=== RECORDS SUPPLIED ===
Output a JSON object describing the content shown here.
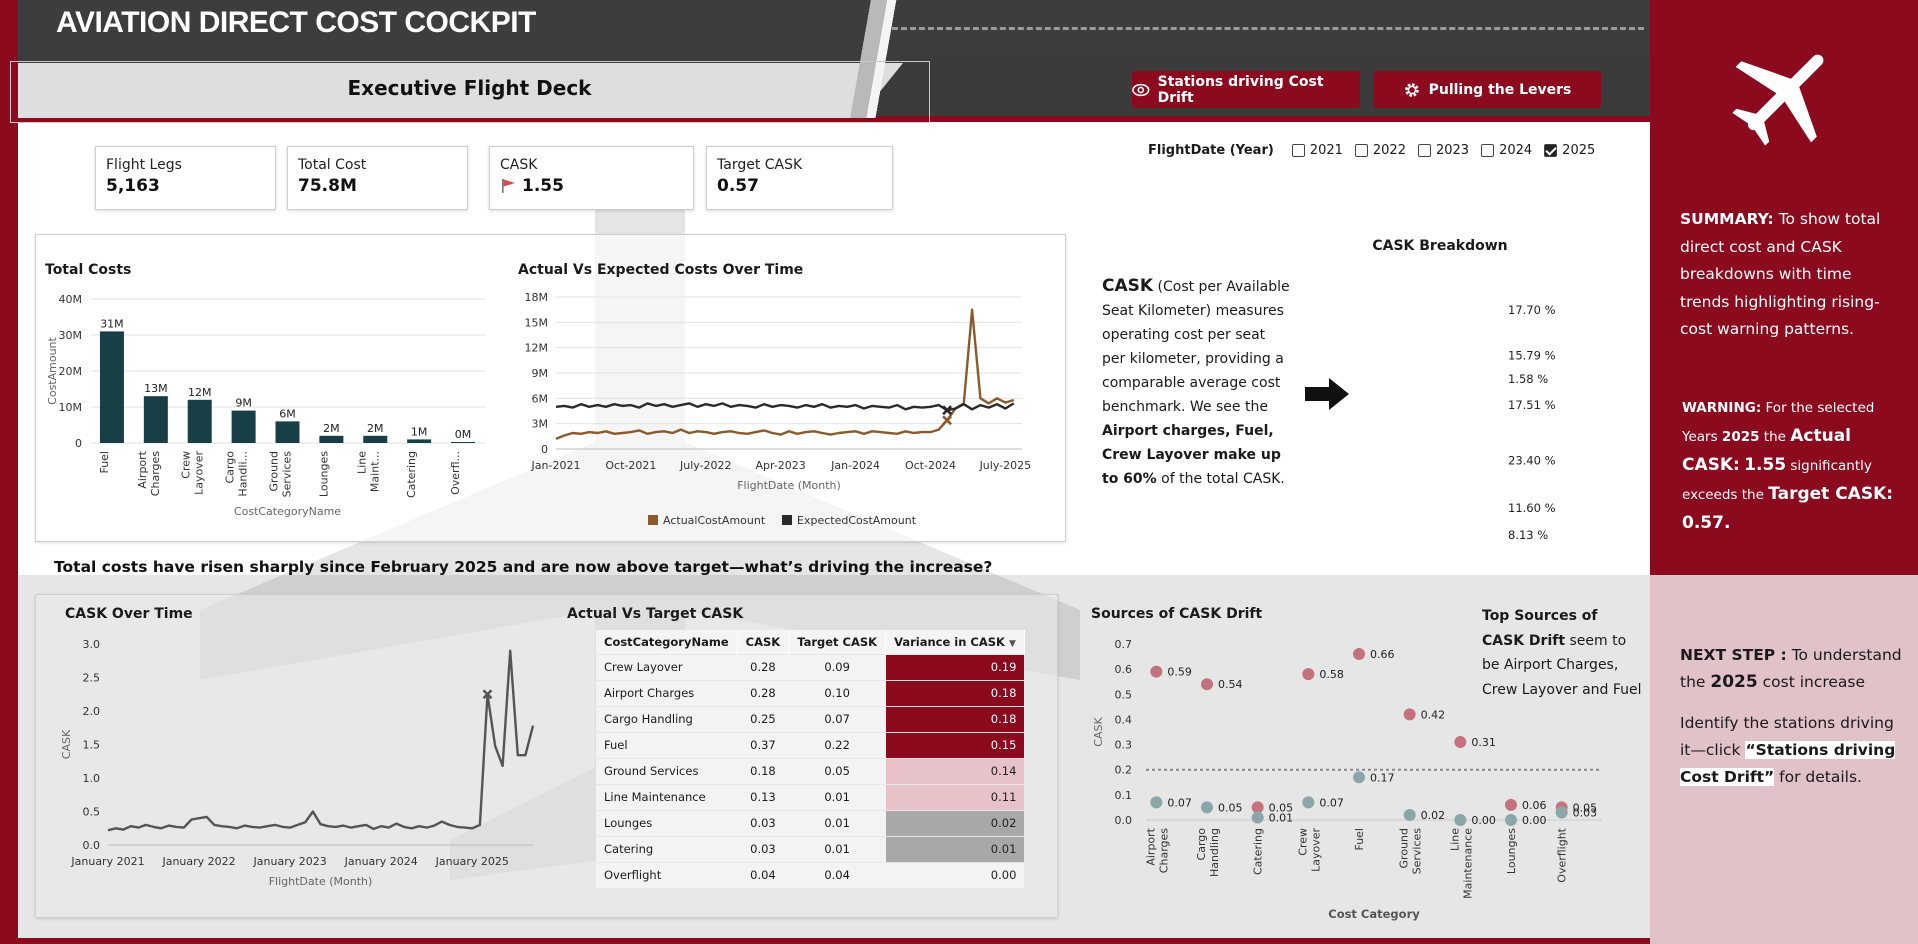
{
  "header": {
    "app_title": "AVIATION DIRECT COST COCKPIT",
    "deck_title": "Executive Flight Deck",
    "buttons": [
      {
        "label": "Stations driving Cost Drift",
        "icon": "eye-icon"
      },
      {
        "label": "Pulling the Levers",
        "icon": "gear-icon"
      }
    ]
  },
  "colors": {
    "brand": "#8c0a1e",
    "dark": "#3d3d3d",
    "actual": "#8a5a2b",
    "expected": "#2a2a2a",
    "bar": "#173f45",
    "drift_red": "#c4737e",
    "drift_teal": "#8aa6a8"
  },
  "kpis": [
    {
      "label": "Flight Legs",
      "value": "5,163"
    },
    {
      "label": "Total Cost",
      "value": "75.8M"
    },
    {
      "label": "CASK",
      "value": "1.55",
      "icon": "flag-icon"
    },
    {
      "label": "Target CASK",
      "value": "0.57"
    }
  ],
  "filter": {
    "label": "FlightDate (Year)",
    "years": [
      {
        "label": "2021",
        "checked": false
      },
      {
        "label": "2022",
        "checked": false
      },
      {
        "label": "2023",
        "checked": false
      },
      {
        "label": "2024",
        "checked": false
      },
      {
        "label": "2025",
        "checked": true
      }
    ]
  },
  "sidebar": {
    "summary_label": "SUMMARY:",
    "summary_text": " To show total direct cost and CASK breakdowns with time trends highlighting rising-cost warning patterns.",
    "warning_label": "WARNING:",
    "warning_t1": " For the selected Years ",
    "warning_year": "2025",
    "warning_t2": " the ",
    "warning_actual_label": "Actual CASK:",
    "warning_actual_value": "1.55",
    "warning_t3": " significantly exceeds the ",
    "warning_target_label": "Target CASK:",
    "warning_target_value": "0.57.",
    "next_label": "NEXT STEP :",
    "next_t1": " To understand the ",
    "next_year": "2025",
    "next_t2": " cost increase",
    "next_t3": "Identify the stations driving it—click ",
    "next_link": "“Stations driving Cost Drift”",
    "next_t4": " for details."
  },
  "insight": "Total costs have risen sharply since February 2025 and are now above target—what’s driving the increase?",
  "cask_desc": {
    "term": "CASK",
    "t1": " (Cost per Available Seat Kilometer) measures operating cost per seat per kilometer, providing a comparable average cost benchmark. We see the ",
    "bold": "Airport charges, Fuel, Crew Layover make up to 60%",
    "t2": " of the total CASK."
  },
  "drift_note": {
    "bold": "Top Sources of CASK Drift",
    "text": " seem to be Airport Charges, Crew Layover and Fuel"
  },
  "cask_table": {
    "title": "Actual Vs Target CASK",
    "headers": [
      "CostCategoryName",
      "CASK",
      "Target CASK",
      "Variance in CASK"
    ],
    "rows": [
      {
        "name": "Crew Layover",
        "cask": "0.28",
        "target": "0.09",
        "variance": "0.19",
        "level": "high"
      },
      {
        "name": "Airport Charges",
        "cask": "0.28",
        "target": "0.10",
        "variance": "0.18",
        "level": "high"
      },
      {
        "name": "Cargo Handling",
        "cask": "0.25",
        "target": "0.07",
        "variance": "0.18",
        "level": "high"
      },
      {
        "name": "Fuel",
        "cask": "0.37",
        "target": "0.22",
        "variance": "0.15",
        "level": "high"
      },
      {
        "name": "Ground Services",
        "cask": "0.18",
        "target": "0.05",
        "variance": "0.14",
        "level": "mid"
      },
      {
        "name": "Line Maintenance",
        "cask": "0.13",
        "target": "0.01",
        "variance": "0.11",
        "level": "mid"
      },
      {
        "name": "Lounges",
        "cask": "0.03",
        "target": "0.01",
        "variance": "0.02",
        "level": "low"
      },
      {
        "name": "Catering",
        "cask": "0.03",
        "target": "0.01",
        "variance": "0.01",
        "level": "low"
      },
      {
        "name": "Overflight",
        "cask": "0.04",
        "target": "0.04",
        "variance": "0.00",
        "level": "none"
      }
    ]
  },
  "chart_data": [
    {
      "id": "total_costs",
      "type": "bar",
      "title": "Total Costs",
      "xlabel": "CostCategoryName",
      "ylabel": "CostAmount",
      "ylim": [
        0,
        40
      ],
      "yticks": [
        0,
        10,
        20,
        30,
        40
      ],
      "ytick_labels": [
        "0",
        "10M",
        "20M",
        "30M",
        "40M"
      ],
      "categories": [
        [
          "Fuel"
        ],
        [
          "Airport",
          "Charges"
        ],
        [
          "Crew",
          "Layover"
        ],
        [
          "Cargo",
          "Handli..."
        ],
        [
          "Ground",
          "Services"
        ],
        [
          "Lounges"
        ],
        [
          "Line",
          "Maint..."
        ],
        [
          "Catering"
        ],
        [
          "Overfl..."
        ]
      ],
      "values": [
        31,
        13,
        12,
        9,
        6,
        2,
        2,
        1,
        0.1
      ],
      "labels": [
        "31M",
        "13M",
        "12M",
        "9M",
        "6M",
        "2M",
        "2M",
        "1M",
        "0M"
      ]
    },
    {
      "id": "actual_vs_expected",
      "type": "line",
      "title": "Actual Vs Expected Costs Over Time",
      "xlabel": "FlightDate (Month)",
      "ylim": [
        0,
        18
      ],
      "yticks": [
        0,
        3,
        6,
        9,
        12,
        15,
        18
      ],
      "ytick_labels": [
        "0",
        "3M",
        "6M",
        "9M",
        "12M",
        "15M",
        "18M"
      ],
      "x_range": [
        0,
        56
      ],
      "xticks": [
        0,
        9,
        18,
        27,
        36,
        45,
        54
      ],
      "xtick_labels": [
        "Jan-2021",
        "Oct-2021",
        "July-2022",
        "Apr-2023",
        "Jan-2024",
        "Oct-2024",
        "July-2025"
      ],
      "legend": "bottom",
      "series": [
        {
          "name": "ActualCostAmount",
          "values": [
            1.2,
            1.6,
            1.9,
            1.8,
            2.0,
            1.9,
            2.1,
            1.8,
            1.9,
            2.0,
            2.2,
            1.8,
            2.0,
            2.1,
            1.9,
            2.3,
            1.9,
            2.1,
            2.0,
            1.8,
            2.0,
            2.1,
            1.9,
            1.8,
            2.0,
            2.2,
            1.9,
            1.7,
            2.1,
            1.8,
            2.0,
            2.1,
            1.9,
            1.7,
            1.9,
            2.0,
            2.1,
            1.8,
            2.1,
            2.0,
            1.9,
            1.8,
            2.1,
            1.9,
            2.0,
            2.0,
            2.3,
            3.4,
            4.8,
            5.4,
            16.5,
            6.0,
            5.4,
            6.0,
            5.5,
            5.8
          ]
        },
        {
          "name": "ExpectedCostAmount",
          "values": [
            5.0,
            5.1,
            4.9,
            5.3,
            5.0,
            5.2,
            5.0,
            5.3,
            5.1,
            5.2,
            4.9,
            5.4,
            5.1,
            5.3,
            5.0,
            5.2,
            5.4,
            5.0,
            5.3,
            5.1,
            5.4,
            5.0,
            5.2,
            5.1,
            4.9,
            5.3,
            5.0,
            5.2,
            5.1,
            4.9,
            5.2,
            5.0,
            5.3,
            4.9,
            5.1,
            5.0,
            5.2,
            4.8,
            5.1,
            5.0,
            4.9,
            5.2,
            4.7,
            5.0,
            4.9,
            5.0,
            5.2,
            4.6,
            4.8,
            5.3,
            4.7,
            5.2,
            4.9,
            5.3,
            4.8,
            5.4
          ]
        }
      ],
      "markers": [
        {
          "series": "ActualCostAmount",
          "index": 47
        },
        {
          "series": "ExpectedCostAmount",
          "index": 47
        }
      ]
    },
    {
      "id": "cask_over_time",
      "type": "line",
      "title": "CASK Over Time",
      "xlabel": "FlightDate (Month)",
      "ylabel": "CASK",
      "ylim": [
        0,
        3
      ],
      "yticks": [
        0,
        0.5,
        1,
        1.5,
        2,
        2.5,
        3
      ],
      "ytick_labels": [
        "0.0",
        "0.5",
        "1.0",
        "1.5",
        "2.0",
        "2.5",
        "3.0"
      ],
      "x_range": [
        0,
        56
      ],
      "xticks": [
        0,
        12,
        24,
        36,
        48
      ],
      "xtick_labels": [
        "January 2021",
        "January 2022",
        "January 2023",
        "January 2024",
        "January 2025"
      ],
      "series": [
        {
          "name": "CASK",
          "values": [
            0.22,
            0.25,
            0.23,
            0.28,
            0.26,
            0.3,
            0.27,
            0.25,
            0.29,
            0.27,
            0.26,
            0.38,
            0.4,
            0.42,
            0.3,
            0.28,
            0.27,
            0.25,
            0.29,
            0.27,
            0.26,
            0.28,
            0.3,
            0.27,
            0.26,
            0.3,
            0.34,
            0.5,
            0.31,
            0.28,
            0.27,
            0.29,
            0.26,
            0.28,
            0.3,
            0.24,
            0.28,
            0.26,
            0.32,
            0.27,
            0.25,
            0.28,
            0.26,
            0.29,
            0.35,
            0.3,
            0.27,
            0.26,
            0.25,
            0.3,
            2.25,
            1.48,
            1.18,
            2.9,
            1.34,
            1.34,
            1.78
          ]
        }
      ],
      "markers": [
        {
          "series": "CASK",
          "index": 50
        }
      ]
    },
    {
      "id": "cask_breakdown",
      "type": "pie",
      "title": "CASK Breakdown",
      "labels": [
        "17.70 %",
        "15.79 %",
        "1.58 %",
        "17.51 %",
        "23.40 %",
        "11.60 %",
        "8.13 %"
      ],
      "values": [
        17.7,
        15.79,
        1.58,
        17.51,
        23.4,
        11.6,
        8.13
      ]
    },
    {
      "id": "cask_drift",
      "type": "scatter",
      "title": "Sources of CASK Drift",
      "xlabel": "Cost Category",
      "ylabel": "CASK",
      "ylim": [
        0,
        0.7
      ],
      "yticks": [
        0,
        0.1,
        0.2,
        0.3,
        0.4,
        0.5,
        0.6,
        0.7
      ],
      "ytick_labels": [
        "0.0",
        "0.1",
        "0.2",
        "0.3",
        "0.4",
        "0.5",
        "0.6",
        "0.7"
      ],
      "target_line": 0.2,
      "categories": [
        [
          "Airport",
          "Charges"
        ],
        [
          "Cargo",
          "Handling"
        ],
        [
          "Catering"
        ],
        [
          "Crew",
          "Layover"
        ],
        [
          "Fuel"
        ],
        [
          "Ground",
          "Services"
        ],
        [
          "Line",
          "Maintenance"
        ],
        [
          "Lounges"
        ],
        [
          "Overflight"
        ]
      ],
      "series": [
        {
          "name": "Actual",
          "values": [
            0.59,
            0.54,
            0.05,
            0.58,
            0.66,
            0.42,
            0.31,
            0.06,
            0.05
          ],
          "labels": [
            "0.59",
            "0.54",
            "0.05",
            "0.58",
            "0.66",
            "0.42",
            "0.31",
            "0.06",
            "0.05"
          ]
        },
        {
          "name": "Target",
          "values": [
            0.07,
            0.05,
            0.01,
            0.07,
            0.17,
            0.02,
            0.0,
            0.0,
            0.03
          ],
          "labels": [
            "0.07",
            "0.05",
            "0.01",
            "0.07",
            "0.17",
            "0.02",
            "0.00",
            "0.00",
            "0.03"
          ]
        }
      ]
    }
  ]
}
===
STATED PROBLEM: Sift the material for lines with the string "CostCategoryName". Copy each one found.

SOLUTION FOR THIS PROBLEM:
      "CostCategoryName",
      "xlabel": "CostCategoryName",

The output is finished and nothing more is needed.